Принцип неподсудности психически больных начал укрепляться в российской юридической практике с начала XIX века. Известен указ императора Александра I калужскому губернатору Лопухину: «На помешанных нет ни суда, ни закона» (1802 год). В проекте Уложения о наказаниях (1813 год) появляется статья :«Не вменяется в вину деяние, совершенное в безумии или сумасшествии...». Этими положениями было заложено начало института принудительного лечения, ибо, признав ненаказуемость психически больных, закон не оставлял общество без защиты от них.
После реформ 60-х годов XIX века с развитием земской медицины заметно возросли объем и качество психиатрической помощи населению. Правительство из государственного бюджета выделяло средства на строительство окружных психиатрических больниц. С развитием общей психиатрической помощи получил развитие и институт судебной психиатрии. В послереформенном суде, основанном на гласности, устности и состязательности судопроизводства, стало обязательным проведение в соответствующих случаях судебно-психиатрических экспертиз. Эксперт-психиатр представлял суду свое заключение («скорбный лист»), но суд мог с ним и не согласиться. Это давало возможность суду (хотя и более демократичному, чем советский) действовать, исходя из интересов политики, а не справедливости. Однако мы не располагаем достоверной информацией о признании послереформенным судом здоровых людей психически больными из политических соображений. Конечно, отсутствие подобных прецедентов не означало полной согласованности правовых норм с практикой принудительного лечения. Вопрос о правовых аспектах принудительной госпитализации и правах психически больных поднимался, например, В.М. Гаккебушем на I съезде Русского союза психиатров и невропатологов, проходившем в Москве в 1911 году[11]
.В дореформенный период известен случай с известным русским мыслителем Петром Яковлевичем Чаадаевым (1794-1856 гг.). После публикации в 1836 г. в «Телескопе» его первого «Философического письма» он был официально объявлен сумасшедшим[12]
.«Чаадаевская история» произвела в свое время много шума. «Философическое письмо» было расценено властями как произведение антипатриотическое, направленное против складывавшихся тогда концепций официальной народности. По словам С.С. Уварова, оно «дышит нелепою ненавистью к отечеству и наполнено ложными и оскорбительными понятиями, как насчет прошедшего, так и насчет настоящего и будущего существования государства»[13]
.Император Николай I, прочитав «Философическое письмо», наложил на докладе Уварова резолюцию, где в числе прочего сказано: «Прочитав статью, нахожу, что содержание оной смесь дерзостной безсмыслицы, достойной умалишенного...».
Исполнительная власть в лице шефа жандармов графа Бенкендорфа не замедлила всеподданнейше отреагировать на Высочайшее замечание.
========================================================================
* **Задание 1**: Воспроизведите без изменений фрагмент текста о судебной психиатрии в России: всё от слов «Принцип неподсудности психически» и вплоть до слов «защиты от них.».
* **Задание 2**: Верны ли по тексту о судебной психиатрии в России следующие утверждения? (a) Указ Александра I о помешанных был адресован калужскому губернатору Лопухину. (b) Суд был обязан принять заключение эксперта-психиатра. (c) Первое «Философическое письмо» Чаадаева вышло в «Телескопе» в 1836 году. На каждое ответьте «да» или «нет» и приведите решающие слова текста в точной цитате.
* **Задание 3**: Допишите следующую часть текста о деле Чаадаева и судебной психиатрии в России, начиная сразу после его последнего предложения.
Записи для работы не понадобятся.

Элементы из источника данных
========================================================================
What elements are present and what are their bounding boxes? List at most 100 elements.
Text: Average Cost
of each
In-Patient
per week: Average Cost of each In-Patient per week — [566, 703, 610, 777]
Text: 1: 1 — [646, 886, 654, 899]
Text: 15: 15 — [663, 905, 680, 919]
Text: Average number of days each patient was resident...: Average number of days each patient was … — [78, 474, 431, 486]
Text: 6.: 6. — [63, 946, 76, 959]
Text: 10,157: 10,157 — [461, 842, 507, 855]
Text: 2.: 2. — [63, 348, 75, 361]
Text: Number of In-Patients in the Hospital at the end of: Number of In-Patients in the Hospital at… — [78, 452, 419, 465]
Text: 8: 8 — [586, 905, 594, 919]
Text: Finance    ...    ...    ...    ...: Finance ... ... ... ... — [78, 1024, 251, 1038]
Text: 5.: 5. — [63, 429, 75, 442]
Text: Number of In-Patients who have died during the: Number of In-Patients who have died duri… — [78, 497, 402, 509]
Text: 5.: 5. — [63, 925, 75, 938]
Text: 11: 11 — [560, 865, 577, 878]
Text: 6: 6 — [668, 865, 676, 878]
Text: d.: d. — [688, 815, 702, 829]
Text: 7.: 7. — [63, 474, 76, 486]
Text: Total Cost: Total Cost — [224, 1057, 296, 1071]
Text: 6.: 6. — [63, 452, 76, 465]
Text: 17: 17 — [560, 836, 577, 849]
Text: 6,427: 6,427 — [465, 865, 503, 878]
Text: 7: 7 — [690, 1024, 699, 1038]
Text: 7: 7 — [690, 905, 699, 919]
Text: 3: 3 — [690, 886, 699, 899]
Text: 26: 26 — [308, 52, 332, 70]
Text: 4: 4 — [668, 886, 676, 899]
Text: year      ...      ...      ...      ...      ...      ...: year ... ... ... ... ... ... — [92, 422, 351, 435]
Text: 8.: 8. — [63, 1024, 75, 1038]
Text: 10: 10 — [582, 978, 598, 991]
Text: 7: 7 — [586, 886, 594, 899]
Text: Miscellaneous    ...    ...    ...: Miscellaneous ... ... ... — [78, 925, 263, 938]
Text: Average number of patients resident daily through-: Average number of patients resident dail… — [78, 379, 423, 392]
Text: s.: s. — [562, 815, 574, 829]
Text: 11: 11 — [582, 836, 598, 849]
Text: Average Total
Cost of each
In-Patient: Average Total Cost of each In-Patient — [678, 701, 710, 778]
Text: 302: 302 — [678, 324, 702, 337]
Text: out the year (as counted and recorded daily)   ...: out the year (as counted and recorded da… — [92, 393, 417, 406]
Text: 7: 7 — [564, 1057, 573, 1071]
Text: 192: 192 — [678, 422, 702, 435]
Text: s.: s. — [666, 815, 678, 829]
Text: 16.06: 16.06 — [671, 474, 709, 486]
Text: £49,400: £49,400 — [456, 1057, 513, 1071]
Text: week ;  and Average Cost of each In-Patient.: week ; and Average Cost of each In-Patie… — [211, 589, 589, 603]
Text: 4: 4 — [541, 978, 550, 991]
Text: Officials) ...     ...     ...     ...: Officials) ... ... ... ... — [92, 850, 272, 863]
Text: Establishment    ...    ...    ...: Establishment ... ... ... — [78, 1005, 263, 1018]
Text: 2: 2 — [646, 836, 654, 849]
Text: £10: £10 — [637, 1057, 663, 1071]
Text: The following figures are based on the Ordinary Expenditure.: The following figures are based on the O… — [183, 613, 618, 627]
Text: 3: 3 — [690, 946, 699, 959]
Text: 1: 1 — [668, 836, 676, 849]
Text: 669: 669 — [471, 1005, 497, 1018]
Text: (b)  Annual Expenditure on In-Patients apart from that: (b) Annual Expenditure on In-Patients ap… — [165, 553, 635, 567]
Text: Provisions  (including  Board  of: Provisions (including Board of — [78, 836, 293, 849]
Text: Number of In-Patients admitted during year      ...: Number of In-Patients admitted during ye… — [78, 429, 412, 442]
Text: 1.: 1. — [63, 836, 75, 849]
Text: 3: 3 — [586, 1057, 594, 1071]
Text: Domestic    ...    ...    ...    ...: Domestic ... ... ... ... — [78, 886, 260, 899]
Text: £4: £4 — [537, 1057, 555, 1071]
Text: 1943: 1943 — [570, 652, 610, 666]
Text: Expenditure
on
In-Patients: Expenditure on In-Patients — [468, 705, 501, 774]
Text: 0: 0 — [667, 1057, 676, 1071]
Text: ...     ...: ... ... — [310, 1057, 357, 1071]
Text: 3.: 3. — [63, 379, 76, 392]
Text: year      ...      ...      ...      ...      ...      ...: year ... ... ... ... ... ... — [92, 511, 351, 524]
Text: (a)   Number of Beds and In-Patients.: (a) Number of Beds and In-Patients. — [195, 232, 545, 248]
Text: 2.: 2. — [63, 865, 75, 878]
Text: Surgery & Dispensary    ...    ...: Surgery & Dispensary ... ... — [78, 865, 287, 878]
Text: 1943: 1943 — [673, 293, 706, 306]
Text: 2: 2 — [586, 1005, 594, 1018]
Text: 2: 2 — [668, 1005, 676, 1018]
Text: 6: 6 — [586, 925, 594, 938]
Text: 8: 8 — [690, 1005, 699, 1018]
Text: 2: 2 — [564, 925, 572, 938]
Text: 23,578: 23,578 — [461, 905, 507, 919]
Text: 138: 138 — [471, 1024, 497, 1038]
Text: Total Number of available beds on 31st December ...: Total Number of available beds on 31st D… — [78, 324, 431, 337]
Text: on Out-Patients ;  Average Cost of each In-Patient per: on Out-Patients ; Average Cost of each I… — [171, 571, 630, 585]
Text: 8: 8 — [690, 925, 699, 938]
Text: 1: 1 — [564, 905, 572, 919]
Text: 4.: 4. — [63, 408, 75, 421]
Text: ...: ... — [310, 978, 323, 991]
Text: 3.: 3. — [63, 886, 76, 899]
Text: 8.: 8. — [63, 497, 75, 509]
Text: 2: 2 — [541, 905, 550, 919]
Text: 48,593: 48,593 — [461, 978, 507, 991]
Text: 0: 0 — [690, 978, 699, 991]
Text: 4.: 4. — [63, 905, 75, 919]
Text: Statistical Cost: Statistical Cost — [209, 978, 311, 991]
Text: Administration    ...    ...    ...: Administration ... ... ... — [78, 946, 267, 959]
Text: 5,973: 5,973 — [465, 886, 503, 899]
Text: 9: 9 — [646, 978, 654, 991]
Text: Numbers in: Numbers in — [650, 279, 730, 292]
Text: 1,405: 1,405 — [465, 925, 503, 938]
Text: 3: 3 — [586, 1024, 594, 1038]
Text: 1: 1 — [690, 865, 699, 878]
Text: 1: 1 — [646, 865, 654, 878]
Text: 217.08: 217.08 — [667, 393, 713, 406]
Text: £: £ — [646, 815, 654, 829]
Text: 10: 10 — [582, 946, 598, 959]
========================================================================
* **Ответ к заданию 1**:
Принцип неподсудности психически больных начал укрепляться в российской юридической практике с начала XIX века. Известен указ императора Александра I калужскому губернатору Лопухину: «На помешанных нет ни суда, ни закона» (1802 год). В проекте Уложения о наказаниях (1813 год) появляется статья :«Не вменяется в вину деяние, совершенное в безумии или сумасшествии...». Этими положениями было заложено начало института принудительного лечения, ибо, признав ненаказуемость психически больных, закон не оставлял общество без защиты от них.

* **Ответ к заданию 2**:
(a) Да: «Известен указ императора Александра I калужскому губернатору Лопухину».
(b) Нет: «но суд мог с ним и не согласиться».
(c) Да: «После публикации в 1836 г. в «Телескопе» его первого «Философического письма»».

* **Ответ к заданию 3**:
Вот что пишет шеф жандармов московскому военному генерал-губернатору князю Голицыну: «В последневышедшем номере журнала „Телескоп“ помещена статья под названием „Философические письма“, коей сочинитель есть живущий в Москве г. Чеодаев, — перевирает Бенкендорф фамилию „преступника“. — Статья сия, конечно, уже Вашему Сиятельству известная, возбудила в жителях московских всеобщее удивление. В ней говорится о России, о народе русском, его понятиях, вере и истории с таким презрением, что непонятно даже, каким образом русский мог унизить себя до такой степени, чтоб нечто подобное написать. Но жители древней нашей столицы, всегда отличающиеся чистым, здравым смыслом и будучи преисполнены чувством достоинства Русского Народа, тотчас постигли, что подобная статья не могла быть писана соотечественником их, сохранившим полный свой рассудок, и потому, — как дошли сюда слухи, — не только не обратили своего негодования против г. Чеодаева, но, напротив, изъявляют искреннее сожаление свое о постигшем его расстройстве ума, которое одно могло быть причиною написания подобных нелепостей. Здесь получены сведения, что чувство сострадания о несчастном положении г. Чеодаева единодушно разделяется всею московскою публикою. Вследствие сего Государю Императору угодно, чтобы Ваше Сиятельство, по долгу звания вашего, приняли надлежащие меры в оказании г. Чеодаеву всевозможных попечений и медицинских пособий...»[14]
«Очень хорошо», — написал Николай I на этом документе.
Да, демагогия и ложь — непременные спутники обеих диктатур: и автократических, и тоталитарных. Откуда графу стало известно о таком «единодушном» мнении всей московской публики? Плебисцит-то он не проводил! Такие люди, как А. Пушкин, А. Герцен, В. Белинский не посчитали Чаадаева сумасшедшим.
Схожесть социальных структур монархизма и коммунизма в этом случае очевидна. Все та же безапелляционность, уверенность в своей правоте (по праву силы), презрение к инакомыслящим и осуждение их. Все то же злоупотребление именем народа или общества, убежденность в здравомыслии трусости.